→ DIRECTIONS
Transcribe all of the data exactly. Omit the pictures.

(Stored entries)
------
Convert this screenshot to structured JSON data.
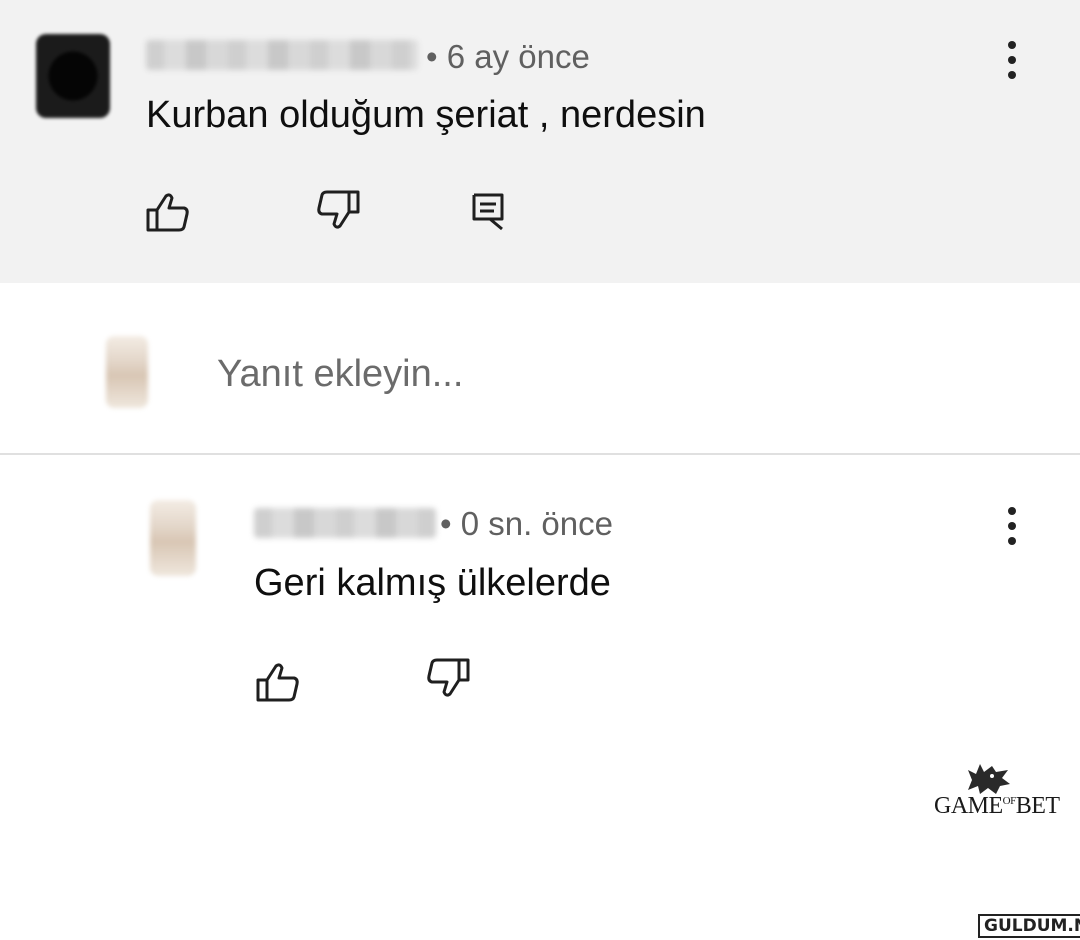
{
  "comment": {
    "meta": "• 6 ay önce",
    "text": "Kurban olduğum şeriat , nerdesin"
  },
  "reply_input": {
    "placeholder": "Yanıt ekleyin..."
  },
  "reply": {
    "meta": "• 0 sn. önce",
    "text": "Geri kalmış ülkelerde"
  },
  "watermark": {
    "brand_pre": "GAME",
    "brand_mid": "OF",
    "brand_post": "BET",
    "site": "GULDUM.NET"
  },
  "icons": {
    "like": "thumbs-up-icon",
    "dislike": "thumbs-down-icon",
    "reply": "comment-reply-icon",
    "menu": "more-vertical-icon"
  }
}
------
→ OUTPUT OF THE TASK
Convert this screenshot to structured JSON data.
{
  "comment": {
    "meta": "• 6 ay önce",
    "text": "Kurban olduğum şeriat , nerdesin"
  },
  "reply_input": {
    "placeholder": "Yanıt ekleyin..."
  },
  "reply": {
    "meta": "• 0 sn. önce",
    "text": "Geri kalmış ülkelerde"
  },
  "watermark": {
    "brand_pre": "GAME",
    "brand_mid": "OF",
    "brand_post": "BET",
    "site": "GULDUM.NET"
  },
  "icons": {
    "like": "thumbs-up-icon",
    "dislike": "thumbs-down-icon",
    "reply": "comment-reply-icon",
    "menu": "more-vertical-icon"
  }
}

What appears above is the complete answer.